Aim of the task:
Repeat the records verbatim and leave the pictures out of your copy.

[Data entries for graphics]
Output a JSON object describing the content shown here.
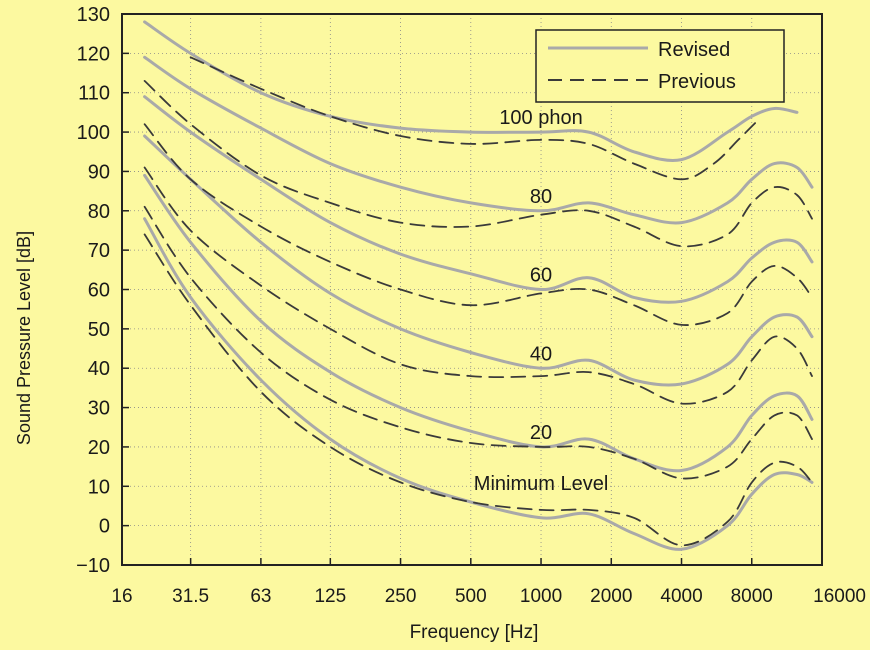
{
  "chart_data": {
    "type": "line",
    "title": "",
    "xlabel": "Frequency [Hz]",
    "ylabel": "Sound Pressure Level [dB]",
    "x_scale": "log",
    "xlim": [
      16,
      16000
    ],
    "ylim": [
      -10,
      130
    ],
    "x_ticks": [
      "16",
      "31.5",
      "63",
      "125",
      "250",
      "500",
      "1000",
      "2000",
      "4000",
      "8000",
      "16000"
    ],
    "x_tick_values": [
      16,
      31.5,
      63,
      125,
      250,
      500,
      1000,
      2000,
      4000,
      8000,
      16000
    ],
    "y_ticks": [
      "130",
      "120",
      "110",
      "100",
      "90",
      "80",
      "70",
      "60",
      "50",
      "40",
      "30",
      "20",
      "10",
      "0",
      "−10"
    ],
    "y_tick_values": [
      130,
      120,
      110,
      100,
      90,
      80,
      70,
      60,
      50,
      40,
      30,
      20,
      10,
      0,
      -10
    ],
    "grid": true,
    "legend": {
      "placement": "top-right",
      "entries": [
        {
          "label": "Revised",
          "style": "solid"
        },
        {
          "label": "Previous",
          "style": "dashed"
        }
      ]
    },
    "colors": {
      "background": "#fcf9a0",
      "revised": "#a9a9a9",
      "previous": "#3a3a3a",
      "grid": "#888888",
      "axis": "#222222"
    },
    "annotations": [
      {
        "text": "100 phon",
        "x": 1000,
        "y": 102
      },
      {
        "text": "80",
        "x": 1000,
        "y": 82
      },
      {
        "text": "60",
        "x": 1000,
        "y": 62
      },
      {
        "text": "40",
        "x": 1000,
        "y": 42
      },
      {
        "text": "20",
        "x": 1000,
        "y": 22
      },
      {
        "text": "Minimum Level",
        "x": 1000,
        "y": 9
      }
    ],
    "series": [
      {
        "group": "Revised",
        "level": "100 phon",
        "x": [
          20,
          31.5,
          63,
          125,
          250,
          500,
          1000,
          1600,
          2500,
          4000,
          6300,
          8000,
          10000,
          12500
        ],
        "y": [
          128,
          120,
          110,
          104,
          101,
          100,
          100,
          100,
          95,
          93,
          100,
          104,
          106,
          105
        ]
      },
      {
        "group": "Revised",
        "level": "80",
        "x": [
          20,
          31.5,
          63,
          125,
          250,
          500,
          1000,
          1600,
          2500,
          4000,
          6300,
          8000,
          10000,
          12500,
          14500
        ],
        "y": [
          119,
          111,
          101,
          92,
          86,
          82,
          80,
          82,
          79,
          77,
          82,
          88,
          92,
          91,
          86
        ]
      },
      {
        "group": "Revised",
        "level": "60",
        "x": [
          20,
          31.5,
          63,
          125,
          250,
          500,
          1000,
          1600,
          2500,
          4000,
          6300,
          8000,
          10000,
          12500,
          14500
        ],
        "y": [
          109,
          100,
          88,
          77,
          69,
          64,
          60,
          63,
          58,
          57,
          62,
          68,
          72,
          72,
          67
        ]
      },
      {
        "group": "Revised",
        "level": "40",
        "x": [
          20,
          31.5,
          63,
          125,
          250,
          500,
          1000,
          1600,
          2500,
          4000,
          6300,
          8000,
          10000,
          12500,
          14500
        ],
        "y": [
          99,
          88,
          72,
          59,
          50,
          44,
          40,
          42,
          37,
          36,
          41,
          48,
          53,
          53,
          48
        ]
      },
      {
        "group": "Revised",
        "level": "20",
        "x": [
          20,
          31.5,
          63,
          125,
          250,
          500,
          1000,
          1600,
          2500,
          4000,
          6300,
          8000,
          10000,
          12500,
          14500
        ],
        "y": [
          89,
          72,
          52,
          39,
          30,
          24,
          20,
          22,
          17,
          14,
          20,
          28,
          33,
          33,
          27
        ]
      },
      {
        "group": "Revised",
        "level": "Minimum Level",
        "x": [
          20,
          31.5,
          63,
          125,
          250,
          500,
          1000,
          1600,
          2500,
          4000,
          6300,
          8000,
          10000,
          12500,
          14500
        ],
        "y": [
          78,
          58,
          37,
          22,
          12,
          6,
          2,
          3,
          -2,
          -6,
          0,
          8,
          13,
          13,
          11
        ]
      },
      {
        "group": "Previous",
        "level": "100 phon",
        "x": [
          31.5,
          63,
          125,
          250,
          500,
          1000,
          1600,
          2500,
          4000,
          5500,
          7000,
          8500
        ],
        "y": [
          119,
          111,
          104,
          99,
          97,
          98,
          97,
          92,
          88,
          92,
          98,
          103
        ]
      },
      {
        "group": "Previous",
        "level": "80",
        "x": [
          20,
          31.5,
          63,
          125,
          250,
          500,
          1000,
          1600,
          2500,
          4000,
          6300,
          8000,
          10000,
          12500,
          14500
        ],
        "y": [
          113,
          102,
          89,
          82,
          77,
          76,
          79,
          80,
          76,
          71,
          74,
          82,
          86,
          84,
          78
        ]
      },
      {
        "group": "Previous",
        "level": "60",
        "x": [
          20,
          31.5,
          63,
          125,
          250,
          500,
          1000,
          1600,
          2500,
          4000,
          6300,
          8000,
          10000,
          12500,
          14500
        ],
        "y": [
          102,
          88,
          76,
          67,
          60,
          56,
          59,
          60,
          56,
          51,
          54,
          62,
          66,
          63,
          58
        ]
      },
      {
        "group": "Previous",
        "level": "40",
        "x": [
          20,
          31.5,
          63,
          125,
          250,
          500,
          1000,
          1600,
          2500,
          4000,
          6300,
          8000,
          10000,
          12500,
          14500
        ],
        "y": [
          91,
          75,
          61,
          50,
          41,
          38,
          38,
          39,
          36,
          31,
          34,
          42,
          48,
          45,
          38
        ]
      },
      {
        "group": "Previous",
        "level": "20",
        "x": [
          20,
          31.5,
          63,
          125,
          250,
          500,
          1000,
          1600,
          2500,
          4000,
          6300,
          8000,
          10000,
          12500,
          14500
        ],
        "y": [
          81,
          63,
          44,
          32,
          25,
          21,
          20,
          20,
          17,
          12,
          15,
          22,
          28,
          28,
          22
        ]
      },
      {
        "group": "Previous",
        "level": "Minimum Level",
        "x": [
          20,
          31.5,
          63,
          125,
          250,
          500,
          1000,
          1600,
          2500,
          4000,
          6300,
          8000,
          10000,
          12500,
          14500
        ],
        "y": [
          74,
          56,
          34,
          20,
          11,
          6,
          4,
          4,
          2,
          -5,
          1,
          11,
          16,
          15,
          11
        ]
      }
    ]
  }
}
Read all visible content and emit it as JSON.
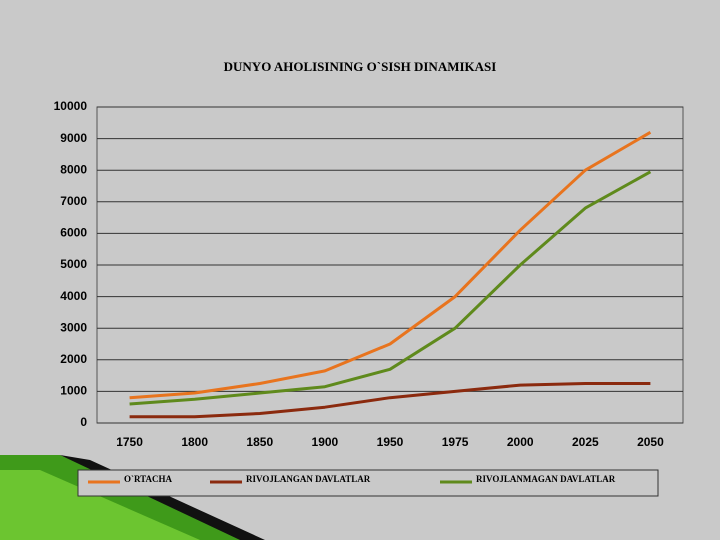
{
  "chart_data": {
    "type": "line",
    "title": "DUNYO AHOLISINING O`SISH DINAMIKASI",
    "categories": [
      "1750",
      "1800",
      "1850",
      "1900",
      "1950",
      "1975",
      "2000",
      "2025",
      "2050"
    ],
    "series": [
      {
        "name": "O`RTACHA",
        "color": "#e8741e",
        "values": [
          800,
          950,
          1250,
          1650,
          2500,
          4000,
          6100,
          8000,
          9200
        ]
      },
      {
        "name": "RIVOJLANGAN DAVLATLAR",
        "color": "#8b2a0e",
        "values": [
          200,
          200,
          300,
          500,
          800,
          1000,
          1200,
          1250,
          1250
        ]
      },
      {
        "name": "RIVOJLANMAGAN DAVLATLAR",
        "color": "#5f8a1c",
        "values": [
          600,
          750,
          950,
          1150,
          1700,
          3000,
          5000,
          6800,
          7950
        ]
      }
    ],
    "ylim": [
      0,
      10000
    ],
    "yticks": [
      0,
      1000,
      2000,
      3000,
      4000,
      5000,
      6000,
      7000,
      8000,
      9000,
      10000
    ],
    "grid": true
  }
}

Exercise answer:
Output a JSON object describing the content shown here.
{
  "chart_data": {
    "type": "line",
    "title": "",
    "xlabel": "Frequency [Hz]",
    "ylabel": "Sound Pressure Level [dB]",
    "x_scale": "log",
    "xlim": [
      16,
      16000
    ],
    "ylim": [
      -10,
      130
    ],
    "x_ticks": [
      "16",
      "31.5",
      "63",
      "125",
      "250",
      "500",
      "1000",
      "2000",
      "4000",
      "8000",
      "16000"
    ],
    "x_tick_values": [
      16,
      31.5,
      63,
      125,
      250,
      500,
      1000,
      2000,
      4000,
      8000,
      16000
    ],
    "y_ticks": [
      "130",
      "120",
      "110",
      "100",
      "90",
      "80",
      "70",
      "60",
      "50",
      "40",
      "30",
      "20",
      "10",
      "0",
      "−10"
    ],
    "y_tick_values": [
      130,
      120,
      110,
      100,
      90,
      80,
      70,
      60,
      50,
      40,
      30,
      20,
      10,
      0,
      -10
    ],
    "grid": true,
    "legend": {
      "placement": "top-right",
      "entries": [
        {
          "label": "Revised",
          "style": "solid"
        },
        {
          "label": "Previous",
          "style": "dashed"
        }
      ]
    },
    "colors": {
      "background": "#fcf9a0",
      "revised": "#a9a9a9",
      "previous": "#3a3a3a",
      "grid": "#888888",
      "axis": "#222222"
    },
    "annotations": [
      {
        "text": "100 phon",
        "x": 1000,
        "y": 102
      },
      {
        "text": "80",
        "x": 1000,
        "y": 82
      },
      {
        "text": "60",
        "x": 1000,
        "y": 62
      },
      {
        "text": "40",
        "x": 1000,
        "y": 42
      },
      {
        "text": "20",
        "x": 1000,
        "y": 22
      },
      {
        "text": "Minimum Level",
        "x": 1000,
        "y": 9
      }
    ],
    "series": [
      {
        "group": "Revised",
        "level": "100 phon",
        "x": [
          20,
          31.5,
          63,
          125,
          250,
          500,
          1000,
          1600,
          2500,
          4000,
          6300,
          8000,
          10000,
          12500
        ],
        "y": [
          128,
          120,
          110,
          104,
          101,
          100,
          100,
          100,
          95,
          93,
          100,
          104,
          106,
          105
        ]
      },
      {
        "group": "Revised",
        "level": "80",
        "x": [
          20,
          31.5,
          63,
          125,
          250,
          500,
          1000,
          1600,
          2500,
          4000,
          6300,
          8000,
          10000,
          12500,
          14500
        ],
        "y": [
          119,
          111,
          101,
          92,
          86,
          82,
          80,
          82,
          79,
          77,
          82,
          88,
          92,
          91,
          86
        ]
      },
      {
        "group": "Revised",
        "level": "60",
        "x": [
          20,
          31.5,
          63,
          125,
          250,
          500,
          1000,
          1600,
          2500,
          4000,
          6300,
          8000,
          10000,
          12500,
          14500
        ],
        "y": [
          109,
          100,
          88,
          77,
          69,
          64,
          60,
          63,
          58,
          57,
          62,
          68,
          72,
          72,
          67
        ]
      },
      {
        "group": "Revised",
        "level": "40",
        "x": [
          20,
          31.5,
          63,
          125,
          250,
          500,
          1000,
          1600,
          2500,
          4000,
          6300,
          8000,
          10000,
          12500,
          14500
        ],
        "y": [
          99,
          88,
          72,
          59,
          50,
          44,
          40,
          42,
          37,
          36,
          41,
          48,
          53,
          53,
          48
        ]
      },
      {
        "group": "Revised",
        "level": "20",
        "x": [
          20,
          31.5,
          63,
          125,
          250,
          500,
          1000,
          1600,
          2500,
          4000,
          6300,
          8000,
          10000,
          12500,
          14500
        ],
        "y": [
          89,
          72,
          52,
          39,
          30,
          24,
          20,
          22,
          17,
          14,
          20,
          28,
          33,
          33,
          27
        ]
      },
      {
        "group": "Revised",
        "level": "Minimum Level",
        "x": [
          20,
          31.5,
          63,
          125,
          250,
          500,
          1000,
          1600,
          2500,
          4000,
          6300,
          8000,
          10000,
          12500,
          14500
        ],
        "y": [
          78,
          58,
          37,
          22,
          12,
          6,
          2,
          3,
          -2,
          -6,
          0,
          8,
          13,
          13,
          11
        ]
      },
      {
        "group": "Previous",
        "level": "100 phon",
        "x": [
          31.5,
          63,
          125,
          250,
          500,
          1000,
          1600,
          2500,
          4000,
          5500,
          7000,
          8500
        ],
        "y": [
          119,
          111,
          104,
          99,
          97,
          98,
          97,
          92,
          88,
          92,
          98,
          103
        ]
      },
      {
        "group": "Previous",
        "level": "80",
        "x": [
          20,
          31.5,
          63,
          125,
          250,
          500,
          1000,
          1600,
          2500,
          4000,
          6300,
          8000,
          10000,
          12500,
          14500
        ],
        "y": [
          113,
          102,
          89,
          82,
          77,
          76,
          79,
          80,
          76,
          71,
          74,
          82,
          86,
          84,
          78
        ]
      },
      {
        "group": "Previous",
        "level": "60",
        "x": [
          20,
          31.5,
          63,
          125,
          250,
          500,
          1000,
          1600,
          2500,
          4000,
          6300,
          8000,
          10000,
          12500,
          14500
        ],
        "y": [
          102,
          88,
          76,
          67,
          60,
          56,
          59,
          60,
          56,
          51,
          54,
          62,
          66,
          63,
          58
        ]
      },
      {
        "group": "Previous",
        "level": "40",
        "x": [
          20,
          31.5,
          63,
          125,
          250,
          500,
          1000,
          1600,
          2500,
          4000,
          6300,
          8000,
          10000,
          12500,
          14500
        ],
        "y": [
          91,
          75,
          61,
          50,
          41,
          38,
          38,
          39,
          36,
          31,
          34,
          42,
          48,
          45,
          38
        ]
      },
      {
        "group": "Previous",
        "level": "20",
        "x": [
          20,
          31.5,
          63,
          125,
          250,
          500,
          1000,
          1600,
          2500,
          4000,
          6300,
          8000,
          10000,
          12500,
          14500
        ],
        "y": [
          81,
          63,
          44,
          32,
          25,
          21,
          20,
          20,
          17,
          12,
          15,
          22,
          28,
          28,
          22
        ]
      },
      {
        "group": "Previous",
        "level": "Minimum Level",
        "x": [
          20,
          31.5,
          63,
          125,
          250,
          500,
          1000,
          1600,
          2500,
          4000,
          6300,
          8000,
          10000,
          12500,
          14500
        ],
        "y": [
          74,
          56,
          34,
          20,
          11,
          6,
          4,
          4,
          2,
          -5,
          1,
          11,
          16,
          15,
          11
        ]
      }
    ]
  }
}
Read all visible content and emit it as JSON.
{
  "chart_data": {
    "type": "line",
    "title": "DUNYO AHOLISINING O`SISH DINAMIKASI",
    "categories": [
      "1750",
      "1800",
      "1850",
      "1900",
      "1950",
      "1975",
      "2000",
      "2025",
      "2050"
    ],
    "series": [
      {
        "name": "O`RTACHA",
        "color": "#e8741e",
        "values": [
          800,
          950,
          1250,
          1650,
          2500,
          4000,
          6100,
          8000,
          9200
        ]
      },
      {
        "name": "RIVOJLANGAN DAVLATLAR",
        "color": "#8b2a0e",
        "values": [
          200,
          200,
          300,
          500,
          800,
          1000,
          1200,
          1250,
          1250
        ]
      },
      {
        "name": "RIVOJLANMAGAN DAVLATLAR",
        "color": "#5f8a1c",
        "values": [
          600,
          750,
          950,
          1150,
          1700,
          3000,
          5000,
          6800,
          7950
        ]
      }
    ],
    "ylim": [
      0,
      10000
    ],
    "yticks": [
      0,
      1000,
      2000,
      3000,
      4000,
      5000,
      6000,
      7000,
      8000,
      9000,
      10000
    ],
    "grid": true
  }
}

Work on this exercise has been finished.